◆ 課題 ◆
改札口での出来事を述べた原文を、最後の文のあとから書き継ぎなさい。

◆ 原文 ◆
○ ○ ○ ○

仕事や家庭で、自分の言いたいことがうまく伝えられない。それは、「正しい伝え方」ができていないからかもしれません。そんな悩みが解決できるテクニックがまとめられた書籍『新装版「分かりやすい表現」の技術 意図を正しく伝えるための16のルール』(藤沢浩治/文響社)から、「正しく伝わる表現方法」を一部抜粋してご紹介します。
改札口のとまどい
東京のJRの駅で見かけた光景です。
ある駅の自動改札機のところで、地方から上京されたと思われる老婦人が駅職員に叱られていました。
「なんでも入れちゃ、困るよ~」と職員が言っています。
どうやら、その老婦人が自動改札機に入れてはいけない切符もいっしょに入れたため、機械が異常作動したらしいのです。
老婦人は「そんなこと言われたって、初めてだもの、分からないわよ」とぼやいていました。
そもそも、改札口に差込口があれば、どんな切符でも入れてしまうのが人情でしょう。
まして日本中から人が集まる首都圏の駅に設置する以上、行き届いた配慮がなくてはなりません。
その対策が不十分なことを棚に上げて、間違ってしまう人を責めるのは、親切心が足りないと言わざるをえません。

○ ○ ○ ○

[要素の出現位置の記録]
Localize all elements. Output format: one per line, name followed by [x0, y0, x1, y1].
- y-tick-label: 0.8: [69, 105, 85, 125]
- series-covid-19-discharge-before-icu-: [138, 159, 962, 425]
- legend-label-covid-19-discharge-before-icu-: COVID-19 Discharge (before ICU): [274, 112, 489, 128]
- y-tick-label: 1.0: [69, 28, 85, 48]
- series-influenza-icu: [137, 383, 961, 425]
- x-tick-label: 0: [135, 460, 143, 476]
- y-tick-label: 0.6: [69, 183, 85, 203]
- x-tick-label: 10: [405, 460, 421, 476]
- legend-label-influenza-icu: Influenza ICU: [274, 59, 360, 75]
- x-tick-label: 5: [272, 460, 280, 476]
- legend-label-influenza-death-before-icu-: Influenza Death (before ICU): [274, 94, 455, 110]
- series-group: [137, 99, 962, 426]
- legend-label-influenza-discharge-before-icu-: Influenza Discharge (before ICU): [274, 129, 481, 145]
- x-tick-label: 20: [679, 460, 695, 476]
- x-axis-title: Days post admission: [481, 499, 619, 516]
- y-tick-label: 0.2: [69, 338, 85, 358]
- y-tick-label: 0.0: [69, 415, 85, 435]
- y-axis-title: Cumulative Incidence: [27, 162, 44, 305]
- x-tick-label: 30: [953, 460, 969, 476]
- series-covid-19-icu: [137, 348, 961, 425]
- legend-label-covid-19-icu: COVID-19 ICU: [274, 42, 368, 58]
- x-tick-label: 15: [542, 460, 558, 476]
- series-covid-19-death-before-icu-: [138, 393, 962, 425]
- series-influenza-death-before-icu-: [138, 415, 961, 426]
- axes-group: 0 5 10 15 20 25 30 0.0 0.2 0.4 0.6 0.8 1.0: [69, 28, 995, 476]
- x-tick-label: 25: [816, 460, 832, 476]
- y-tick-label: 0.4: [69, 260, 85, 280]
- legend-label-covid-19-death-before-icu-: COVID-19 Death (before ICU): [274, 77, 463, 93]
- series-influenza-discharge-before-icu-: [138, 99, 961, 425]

○ ○ ○ ○

◆ 記述解答 ◆
親切心あるいはサービス精神は、テクニックの問題ではなく、心構えの問題です。
「分かりやすい表現」のテクニックを早く手に入れたい読者にとっては、心構えや精神論などは読み飛ばしたいところでしょう。
しかし親切心は、すべてのテクニックの土台です。
この「親切心の欠如」という犯人はいたるところに出没しています。
クイズのようですが、例3―1の違反例と改善例とは、どこが違うのでしょう?
改善例では、「例―8」が何ページにあるかを明示しています。
見るべきものがその見開きページにないのなら、必ずその所在ページを示す。
それが読者に対する親切です。
親切な一覧表になっているか
私は秋葉原の電気街をうろつくのが好きで、雑誌などで新製品情報をみかけるとすぐに足を運んでしまいます。
ところが評判になっている新製品などの場合、まだ発売前で、しかもメーカー発行のカタログもお店にないことがよくあります。
こんなとき、お客様からの質問攻めを解消するためでしょうか、よく、次の例3―2(違反例)のような貼り紙を見かけます。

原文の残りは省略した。